WHAT YOU NEED TO DO: Search the records for "walkthrough" and copy each line that holds it.

_____

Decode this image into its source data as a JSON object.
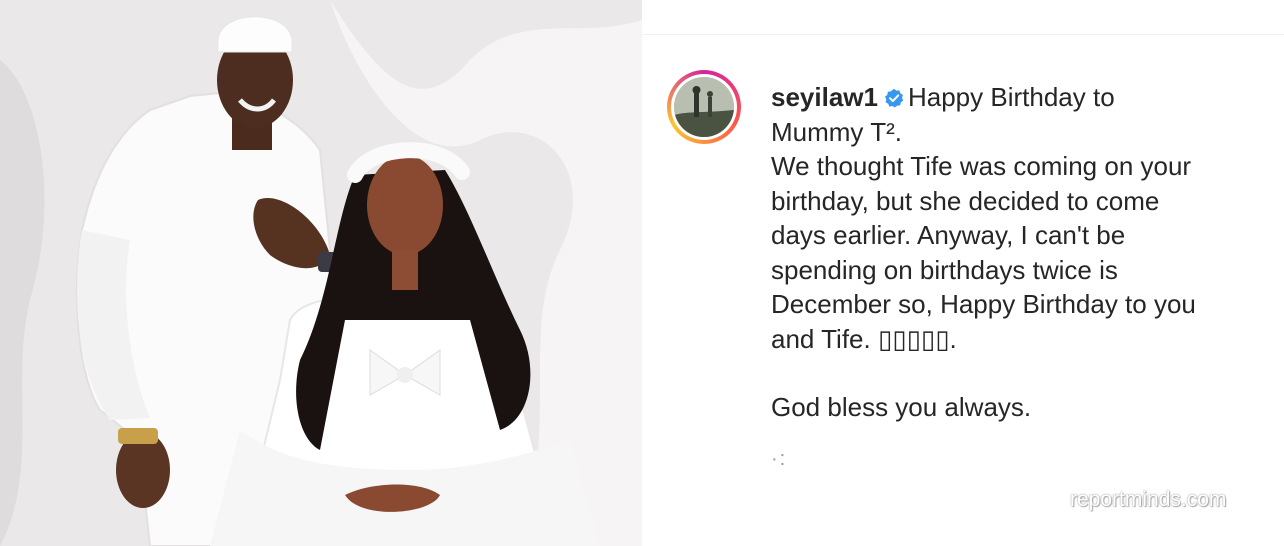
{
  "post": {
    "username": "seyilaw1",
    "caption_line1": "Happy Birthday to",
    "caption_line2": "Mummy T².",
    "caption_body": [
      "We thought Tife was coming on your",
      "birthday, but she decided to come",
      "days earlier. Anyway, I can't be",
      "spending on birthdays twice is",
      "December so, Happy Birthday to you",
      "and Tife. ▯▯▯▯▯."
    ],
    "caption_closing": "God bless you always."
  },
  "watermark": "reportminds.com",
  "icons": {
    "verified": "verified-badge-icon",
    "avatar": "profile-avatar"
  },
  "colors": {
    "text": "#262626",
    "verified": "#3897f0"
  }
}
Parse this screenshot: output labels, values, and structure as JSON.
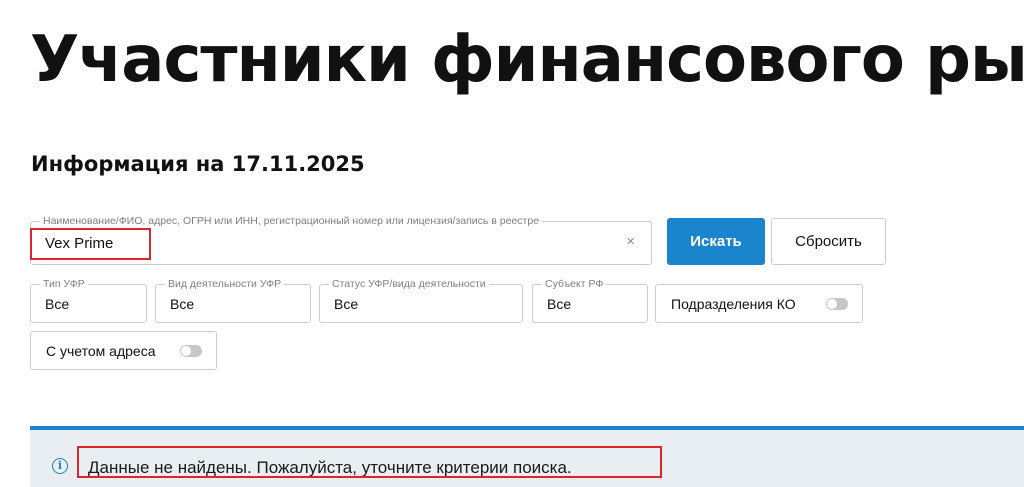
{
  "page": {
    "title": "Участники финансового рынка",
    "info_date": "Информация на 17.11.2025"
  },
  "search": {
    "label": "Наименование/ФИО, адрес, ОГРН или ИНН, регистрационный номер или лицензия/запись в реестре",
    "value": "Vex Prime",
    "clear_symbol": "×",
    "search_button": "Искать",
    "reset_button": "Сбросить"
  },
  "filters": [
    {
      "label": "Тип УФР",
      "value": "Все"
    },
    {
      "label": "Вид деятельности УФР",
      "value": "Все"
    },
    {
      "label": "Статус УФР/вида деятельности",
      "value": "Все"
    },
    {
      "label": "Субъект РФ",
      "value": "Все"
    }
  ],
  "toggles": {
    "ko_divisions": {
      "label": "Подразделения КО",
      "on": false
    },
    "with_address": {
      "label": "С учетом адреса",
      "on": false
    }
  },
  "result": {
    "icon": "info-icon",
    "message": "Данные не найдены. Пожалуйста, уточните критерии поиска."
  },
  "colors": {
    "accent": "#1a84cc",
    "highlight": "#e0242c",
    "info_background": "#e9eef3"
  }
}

_____

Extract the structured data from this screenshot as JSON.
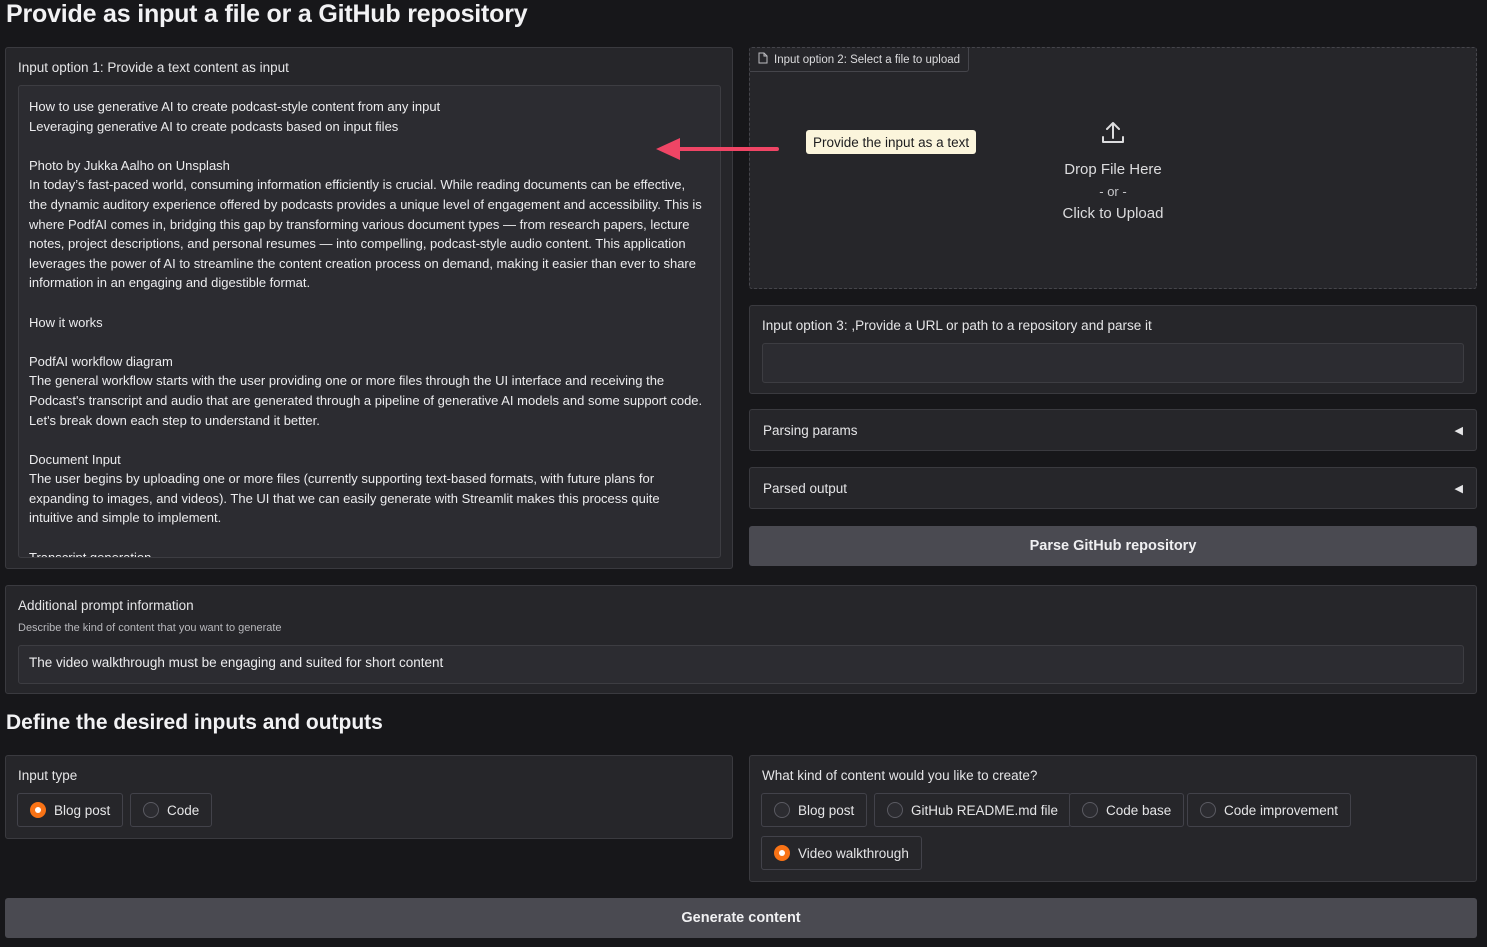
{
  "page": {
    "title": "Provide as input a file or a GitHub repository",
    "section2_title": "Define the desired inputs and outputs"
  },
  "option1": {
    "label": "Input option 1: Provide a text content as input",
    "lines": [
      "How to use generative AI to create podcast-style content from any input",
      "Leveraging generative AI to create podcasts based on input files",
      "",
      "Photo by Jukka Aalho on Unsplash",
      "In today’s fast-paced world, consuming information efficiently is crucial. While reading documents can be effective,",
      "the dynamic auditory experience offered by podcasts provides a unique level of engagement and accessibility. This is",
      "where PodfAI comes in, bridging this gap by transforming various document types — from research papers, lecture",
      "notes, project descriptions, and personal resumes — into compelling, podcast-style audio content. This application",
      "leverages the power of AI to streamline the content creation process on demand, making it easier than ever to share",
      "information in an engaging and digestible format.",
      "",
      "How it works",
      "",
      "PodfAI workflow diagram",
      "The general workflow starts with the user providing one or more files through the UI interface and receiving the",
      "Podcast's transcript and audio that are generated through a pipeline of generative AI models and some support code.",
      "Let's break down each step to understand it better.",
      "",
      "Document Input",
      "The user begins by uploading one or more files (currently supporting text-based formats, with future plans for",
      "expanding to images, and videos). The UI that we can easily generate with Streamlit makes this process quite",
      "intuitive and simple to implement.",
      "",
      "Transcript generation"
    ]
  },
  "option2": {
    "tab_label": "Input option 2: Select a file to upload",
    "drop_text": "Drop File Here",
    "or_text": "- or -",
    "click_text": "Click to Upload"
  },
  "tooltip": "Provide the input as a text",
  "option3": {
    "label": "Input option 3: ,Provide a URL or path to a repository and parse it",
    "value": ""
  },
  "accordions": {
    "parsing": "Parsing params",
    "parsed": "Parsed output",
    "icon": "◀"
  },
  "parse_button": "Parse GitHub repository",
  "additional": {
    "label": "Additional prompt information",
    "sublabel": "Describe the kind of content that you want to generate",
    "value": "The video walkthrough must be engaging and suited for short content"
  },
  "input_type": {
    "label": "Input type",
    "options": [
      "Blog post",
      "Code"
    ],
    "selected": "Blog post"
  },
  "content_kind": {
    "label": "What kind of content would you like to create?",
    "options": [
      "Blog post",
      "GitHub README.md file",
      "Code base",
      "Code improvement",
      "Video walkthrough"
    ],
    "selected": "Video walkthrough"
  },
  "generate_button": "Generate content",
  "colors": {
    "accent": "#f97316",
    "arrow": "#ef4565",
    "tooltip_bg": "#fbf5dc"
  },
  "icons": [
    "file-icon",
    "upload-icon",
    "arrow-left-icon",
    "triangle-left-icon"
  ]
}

_____

EXERCISE ANSWER:
    "value": "The video walkthrough must be engaging and suited for short content"
      "Video walkthrough"
    "selected": "Video walkthrough"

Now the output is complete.